PAGE EXCERPT:
== == ==
The next post will dive further into the intricacies of the architecture and its benefits such as significantly better scaling, support for multiple data processing frameworks (MapReduce, MPI etc.) and cluster utilization.

 

Other posts in this series:
Introducing Apache Hadoop YARN
Apache Hadoop YARN – Background and an Overview
Apache Hadoop YARN – Concepts and Applications
Apache Hadoop YARN – ResourceManager
Apache Hadoop YARN – NodeManager

Understanding Apache Hadoop’s Capacity Scheduler

As organizations continue to ramp the number of MapReduce jobs processed in their Hadoop clusters, we often get questions about how best to share clusters. I wanted to take the opportunity to explain the role of Capacity Scheduler, including covering a few common use cases.

Let me start by stating the underlying challenge that led to the development of Capacity Scheduler and similar approaches.

As organizations become more savvy with Apache Hadoop MapReduce and as their deployments mature, there is a significant pull towards consolidation of Hadoop clusters into a small number of decently sized, shared clusters. This is driven by the urge to consolidate data in HDFS, allow ever-larger processing via MapReduce and reduce operational costs & complexity of managing multiple small clusters. It is quite common today for multiple sub-organizations within a single parent organization to pool together Hadoop/IT budgets to deploy and manage shared Hadoop clusters.

Initially, Apache Hadoop MapReduce supported a simple first-in-first-out (FIFO) job scheduler that was insufficient to address the above use case.

Enter the Capacity Scheduler.

Overview of Capacity Scheduler

The Capacity Scheduler was designed to allow organizations to share Hadoop clusters in a predictable and simple manner – primarily using the very common notion of ‘job queues’. It provides capacity guarantees for queues while providing elasticity for queues’ cluster utilization in the sense that unused capacity of a queue can be harnessed by overloaded queues that have a lot of temporal demand. This results in significantly higher cluster utilization while still providing predictability for Hadoop workloads.
== == ==
AIM A: In the Capacity Scheduler text, what kind of job scheduler did Apache Hadoop MapReduce support at first?
AIM B: Copy the passage of the Capacity Scheduler text starting at "The Capacity Scheduler was" and ending at "for Hadoop workloads.", and switch "elasticity" to "flexibility".
Rely only on the Capacity Scheduler text.

RECORDED INFORMATION:
== == ==
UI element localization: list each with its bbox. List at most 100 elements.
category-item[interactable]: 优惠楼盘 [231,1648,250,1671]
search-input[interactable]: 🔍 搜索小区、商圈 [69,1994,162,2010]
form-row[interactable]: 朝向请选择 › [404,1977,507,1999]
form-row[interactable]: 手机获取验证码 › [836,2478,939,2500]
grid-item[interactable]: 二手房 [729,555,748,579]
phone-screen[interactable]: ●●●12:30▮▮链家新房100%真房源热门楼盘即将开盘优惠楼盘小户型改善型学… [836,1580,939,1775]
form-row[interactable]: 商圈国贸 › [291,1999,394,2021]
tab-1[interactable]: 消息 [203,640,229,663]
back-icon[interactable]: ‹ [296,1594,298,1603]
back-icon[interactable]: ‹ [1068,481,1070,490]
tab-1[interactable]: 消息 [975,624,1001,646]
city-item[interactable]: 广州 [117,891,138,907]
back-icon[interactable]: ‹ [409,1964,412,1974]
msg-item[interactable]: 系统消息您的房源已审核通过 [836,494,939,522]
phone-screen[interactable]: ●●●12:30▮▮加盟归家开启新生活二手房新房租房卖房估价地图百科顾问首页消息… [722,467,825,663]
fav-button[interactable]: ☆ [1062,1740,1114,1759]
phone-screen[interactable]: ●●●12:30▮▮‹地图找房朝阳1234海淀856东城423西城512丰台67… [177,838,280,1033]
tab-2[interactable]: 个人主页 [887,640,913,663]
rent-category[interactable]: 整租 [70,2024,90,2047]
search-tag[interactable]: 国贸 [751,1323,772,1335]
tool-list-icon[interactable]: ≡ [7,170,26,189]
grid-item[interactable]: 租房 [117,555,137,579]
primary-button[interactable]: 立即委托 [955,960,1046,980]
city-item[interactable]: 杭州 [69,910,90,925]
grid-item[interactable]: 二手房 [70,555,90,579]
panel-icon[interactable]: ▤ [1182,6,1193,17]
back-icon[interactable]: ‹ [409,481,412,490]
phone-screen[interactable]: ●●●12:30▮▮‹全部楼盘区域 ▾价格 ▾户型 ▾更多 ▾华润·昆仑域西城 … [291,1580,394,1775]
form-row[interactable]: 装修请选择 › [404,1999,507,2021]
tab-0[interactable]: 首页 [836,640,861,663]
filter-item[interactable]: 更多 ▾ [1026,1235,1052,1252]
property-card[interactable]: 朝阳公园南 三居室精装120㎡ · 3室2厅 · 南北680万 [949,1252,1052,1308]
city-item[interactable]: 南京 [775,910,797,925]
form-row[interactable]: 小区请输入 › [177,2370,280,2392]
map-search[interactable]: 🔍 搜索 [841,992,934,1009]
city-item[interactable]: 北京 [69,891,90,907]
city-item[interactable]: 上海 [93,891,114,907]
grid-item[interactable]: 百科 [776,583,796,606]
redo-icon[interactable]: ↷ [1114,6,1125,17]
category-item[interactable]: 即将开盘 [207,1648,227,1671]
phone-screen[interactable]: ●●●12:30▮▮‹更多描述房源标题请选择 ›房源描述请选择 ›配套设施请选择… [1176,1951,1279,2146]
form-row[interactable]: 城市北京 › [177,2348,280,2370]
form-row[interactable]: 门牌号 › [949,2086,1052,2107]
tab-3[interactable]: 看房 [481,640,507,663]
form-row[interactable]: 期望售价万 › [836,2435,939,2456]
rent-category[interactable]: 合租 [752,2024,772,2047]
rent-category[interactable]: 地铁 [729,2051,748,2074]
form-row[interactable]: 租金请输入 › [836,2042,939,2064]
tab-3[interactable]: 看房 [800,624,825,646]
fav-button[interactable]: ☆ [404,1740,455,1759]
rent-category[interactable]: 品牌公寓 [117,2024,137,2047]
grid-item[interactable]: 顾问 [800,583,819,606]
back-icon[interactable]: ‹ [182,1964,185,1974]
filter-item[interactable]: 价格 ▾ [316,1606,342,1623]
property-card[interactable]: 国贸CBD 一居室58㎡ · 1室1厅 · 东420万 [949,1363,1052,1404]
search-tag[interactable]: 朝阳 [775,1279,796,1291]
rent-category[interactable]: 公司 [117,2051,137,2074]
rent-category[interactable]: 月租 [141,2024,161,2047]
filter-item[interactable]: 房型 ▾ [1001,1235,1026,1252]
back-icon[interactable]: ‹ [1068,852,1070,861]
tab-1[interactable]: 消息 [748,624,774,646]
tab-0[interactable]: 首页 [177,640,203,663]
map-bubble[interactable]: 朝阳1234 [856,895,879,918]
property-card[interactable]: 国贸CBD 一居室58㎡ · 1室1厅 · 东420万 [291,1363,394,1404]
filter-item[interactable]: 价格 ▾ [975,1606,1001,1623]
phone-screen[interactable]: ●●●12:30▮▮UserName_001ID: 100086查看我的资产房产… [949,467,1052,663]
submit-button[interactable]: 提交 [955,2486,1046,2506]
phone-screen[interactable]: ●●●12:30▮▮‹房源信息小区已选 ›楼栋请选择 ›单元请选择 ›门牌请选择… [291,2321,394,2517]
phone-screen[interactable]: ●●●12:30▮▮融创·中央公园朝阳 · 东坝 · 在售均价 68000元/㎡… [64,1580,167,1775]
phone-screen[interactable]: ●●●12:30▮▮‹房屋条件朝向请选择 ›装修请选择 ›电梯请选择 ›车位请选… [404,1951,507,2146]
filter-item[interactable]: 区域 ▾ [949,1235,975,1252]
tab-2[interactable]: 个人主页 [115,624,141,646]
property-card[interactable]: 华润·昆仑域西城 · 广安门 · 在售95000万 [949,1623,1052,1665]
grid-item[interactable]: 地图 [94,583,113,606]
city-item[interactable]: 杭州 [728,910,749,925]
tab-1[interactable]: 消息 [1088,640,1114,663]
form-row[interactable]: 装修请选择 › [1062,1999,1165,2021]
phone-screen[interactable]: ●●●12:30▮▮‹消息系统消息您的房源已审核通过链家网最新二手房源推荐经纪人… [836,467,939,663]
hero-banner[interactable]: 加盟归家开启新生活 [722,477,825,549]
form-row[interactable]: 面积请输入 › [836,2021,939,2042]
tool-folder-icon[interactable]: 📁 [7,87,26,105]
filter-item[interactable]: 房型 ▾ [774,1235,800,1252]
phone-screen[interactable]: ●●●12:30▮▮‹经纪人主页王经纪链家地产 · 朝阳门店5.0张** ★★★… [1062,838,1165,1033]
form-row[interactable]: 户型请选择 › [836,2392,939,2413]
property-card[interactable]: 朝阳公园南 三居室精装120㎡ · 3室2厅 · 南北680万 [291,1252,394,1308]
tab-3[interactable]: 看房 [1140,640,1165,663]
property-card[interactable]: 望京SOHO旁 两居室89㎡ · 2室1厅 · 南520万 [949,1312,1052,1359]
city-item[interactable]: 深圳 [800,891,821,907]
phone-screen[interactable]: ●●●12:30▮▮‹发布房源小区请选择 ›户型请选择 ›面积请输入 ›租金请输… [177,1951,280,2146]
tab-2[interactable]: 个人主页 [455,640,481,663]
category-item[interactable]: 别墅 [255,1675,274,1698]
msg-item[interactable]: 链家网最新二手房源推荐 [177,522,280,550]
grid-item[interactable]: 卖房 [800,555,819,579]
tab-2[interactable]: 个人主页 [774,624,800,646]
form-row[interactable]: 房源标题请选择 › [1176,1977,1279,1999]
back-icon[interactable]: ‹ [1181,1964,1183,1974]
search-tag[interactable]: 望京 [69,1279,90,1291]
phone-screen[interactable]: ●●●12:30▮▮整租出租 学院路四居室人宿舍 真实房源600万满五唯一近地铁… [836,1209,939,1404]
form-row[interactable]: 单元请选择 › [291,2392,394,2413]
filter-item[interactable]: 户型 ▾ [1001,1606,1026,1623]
== == ==
PROBLEM SOLUTION A: A simple first-in-first-out (FIFO) job scheduler.

PROBLEM SOLUTION B:
The Capacity Scheduler was designed to allow organizations to share Hadoop clusters in a predictable and simple manner – primarily using the very common notion of ‘job queues’. It provides capacity guarantees for queues while providing flexibility for queues’ cluster utilization in the sense that unused capacity of a queue can be harnessed by overloaded queues that have a lot of temporal demand. This results in significantly higher cluster utilization while still providing predictability for Hadoop workloads.